Return each line of the data below verbatim; pictures are to be left out.

• Records to use:
_ _ _
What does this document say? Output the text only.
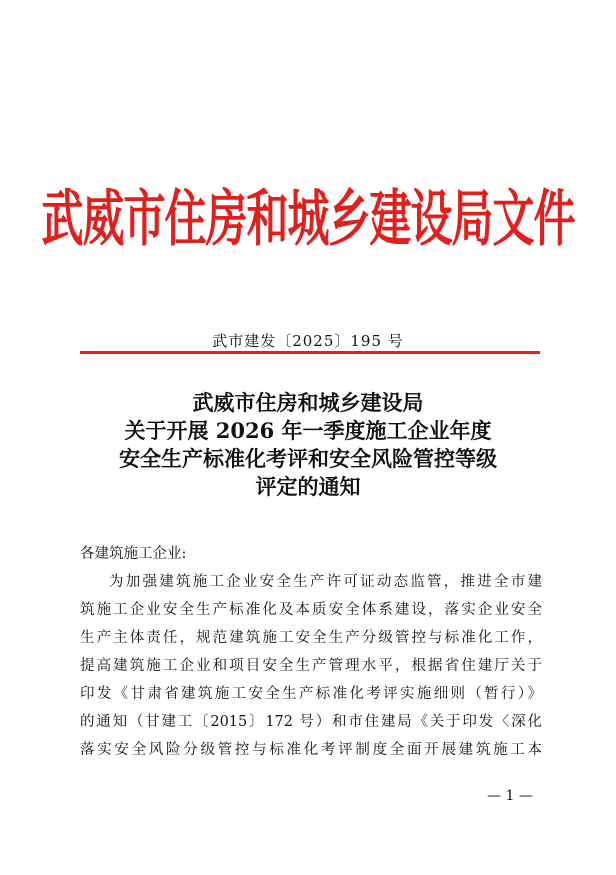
武威市住房和城乡建设局文件
武市建发〔2025〕195 号
武威市住房和城乡建设局
关于开展 2026 年一季度施工企业年度
安全生产标准化考评和安全风险管控等级
评定的通知
各建筑施工企业:
为加强建筑施工企业安全生产许可证动态监管，推进全市建
筑施工企业安全生产标准化及本质安全体系建设，落实企业安全
生产主体责任，规范建筑施工安全生产分级管控与标准化工作，
提高建筑施工企业和项目安全生产管理水平，根据省住建厅关于
印发《甘肃省建筑施工安全生产标准化考评实施细则（暂行）》
的通知（甘建工〔2015〕172 号）和市住建局《关于印发〈深化
落实安全风险分级管控与标准化考评制度全面开展建筑施工本
— 1 —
_ _ _
• Response to this exercise:
What does this document say? Output the text only.
武威市住房和城乡建设局文件
武市建发〔2025〕195 号
武威市住房和城乡建设局
关于开展 2026 年一季度施工企业年度
安全生产标准化考评和安全风险管控等级
评定的通知
各建筑施工企业:
为加强建筑施工企业安全生产许可证动态监管，推进全市建
筑施工企业安全生产标准化及本质安全体系建设，落实企业安全
生产主体责任，规范建筑施工安全生产分级管控与标准化工作，
提高建筑施工企业和项目安全生产管理水平，根据省住建厅关于
印发《甘肃省建筑施工安全生产标准化考评实施细则（暂行）》
的通知（甘建工〔2015〕172 号）和市住建局《关于印发〈深化
落实安全风险分级管控与标准化考评制度全面开展建筑施工本
— 1 —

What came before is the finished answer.